● What you should do
Go over the listing below line by line and tally those containing "Field". Give only the tally.

● Dataset extract

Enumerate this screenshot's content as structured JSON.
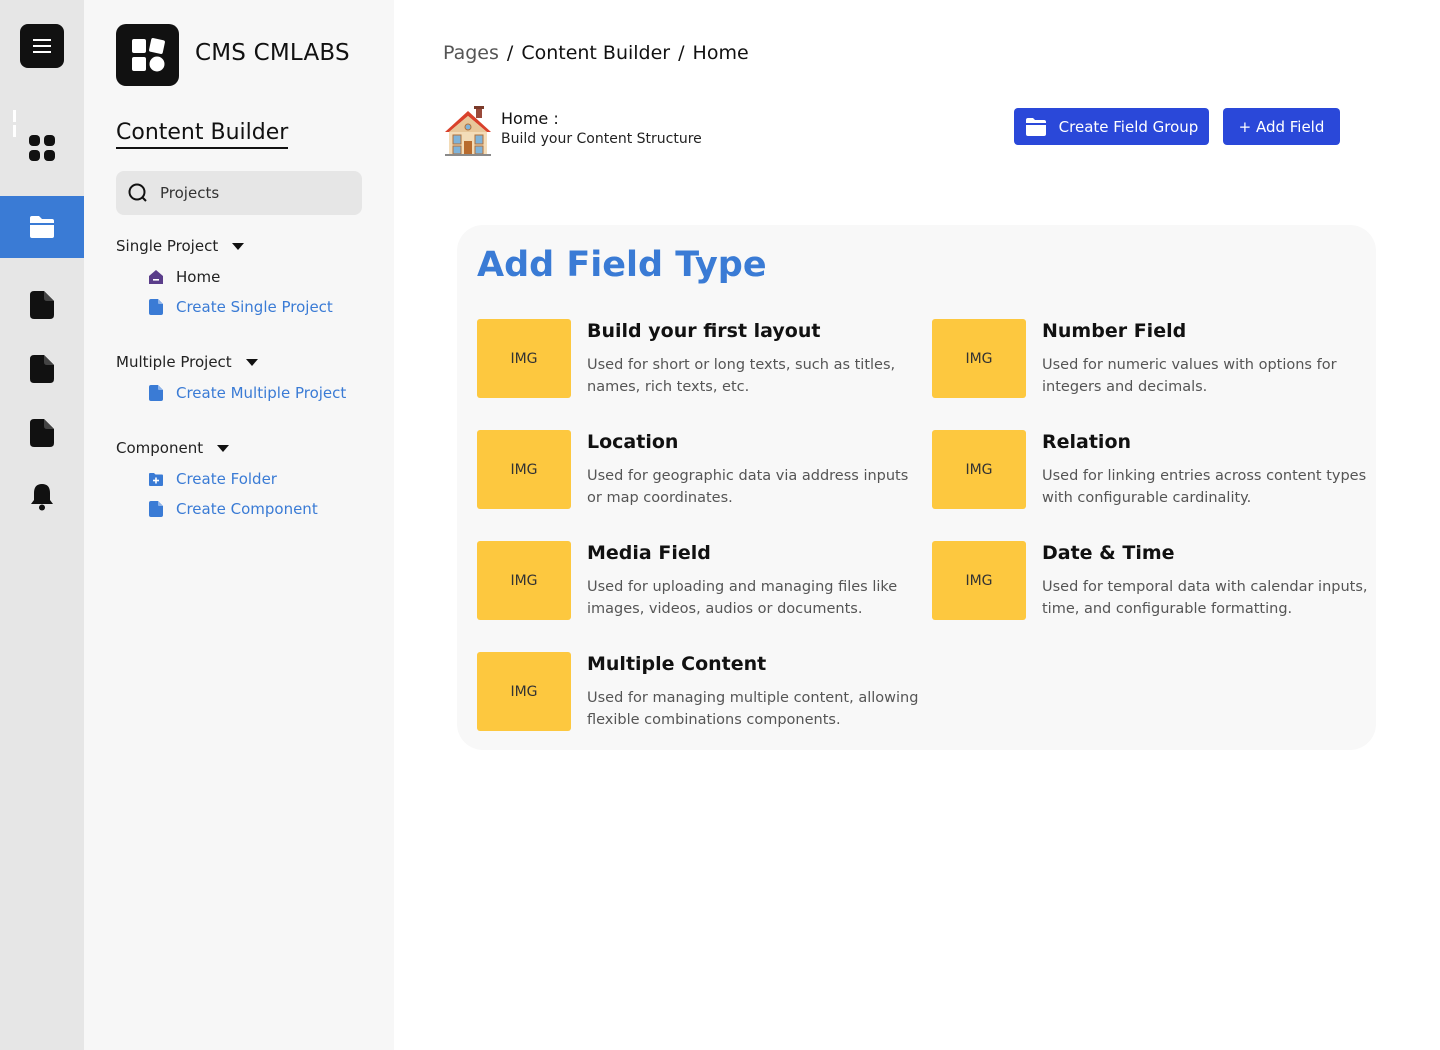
{
  "brand": {
    "name": "CMS CMLABS"
  },
  "sidebar": {
    "title": "Content Builder",
    "search_placeholder": "Projects",
    "groups": [
      {
        "label": "Single Project",
        "items": [
          {
            "label": "Home",
            "icon": "home-icon"
          },
          {
            "label": "Create Single Project",
            "icon": "file-icon"
          }
        ]
      },
      {
        "label": "Multiple Project",
        "items": [
          {
            "label": "Create Multiple Project",
            "icon": "file-icon"
          }
        ]
      },
      {
        "label": "Component",
        "items": [
          {
            "label": "Create Folder",
            "icon": "folder-plus-icon"
          },
          {
            "label": "Create Component",
            "icon": "file-icon"
          }
        ]
      }
    ]
  },
  "rail": {
    "items": [
      "menu-icon",
      "dashboard-icon",
      "folder-icon",
      "file-icon",
      "file-icon",
      "file-icon",
      "bell-icon"
    ],
    "active": "folder-icon"
  },
  "breadcrumb": [
    "Pages",
    "Content Builder",
    "Home"
  ],
  "breadcrumb_sep": "/",
  "header": {
    "title": "Home :",
    "subtitle": "Build your Content Structure"
  },
  "buttons": {
    "create_group": "Create Field Group",
    "add_field": "+ Add Field"
  },
  "panel": {
    "title": "Add Field Type",
    "cards": [
      {
        "thumb": "IMG",
        "title": "Build your first layout",
        "desc": "Used for short or long texts, such as titles, names, rich texts, etc."
      },
      {
        "thumb": "IMG",
        "title": "Number Field",
        "desc": "Used for numeric values with options for integers and decimals."
      },
      {
        "thumb": "IMG",
        "title": "Location",
        "desc": "Used for geographic data via address inputs or map coordinates."
      },
      {
        "thumb": "IMG",
        "title": "Relation",
        "desc": "Used for linking entries across content types with configurable cardinality."
      },
      {
        "thumb": "IMG",
        "title": "Media Field",
        "desc": "Used for uploading and managing files like images, videos, audios or documents."
      },
      {
        "thumb": "IMG",
        "title": "Date & Time",
        "desc": "Used for temporal data with calendar inputs, time, and configurable formatting."
      },
      {
        "thumb": "IMG",
        "title": "Multiple Content",
        "desc": "Used for managing multiple content, allowing flexible combinations components."
      }
    ]
  },
  "colors": {
    "accent": "#3a7bd5",
    "button": "#2a48d9",
    "thumb": "#fdc83f",
    "rail": "#e6e6e6",
    "sidebar": "#f7f7f7"
  }
}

● Result
5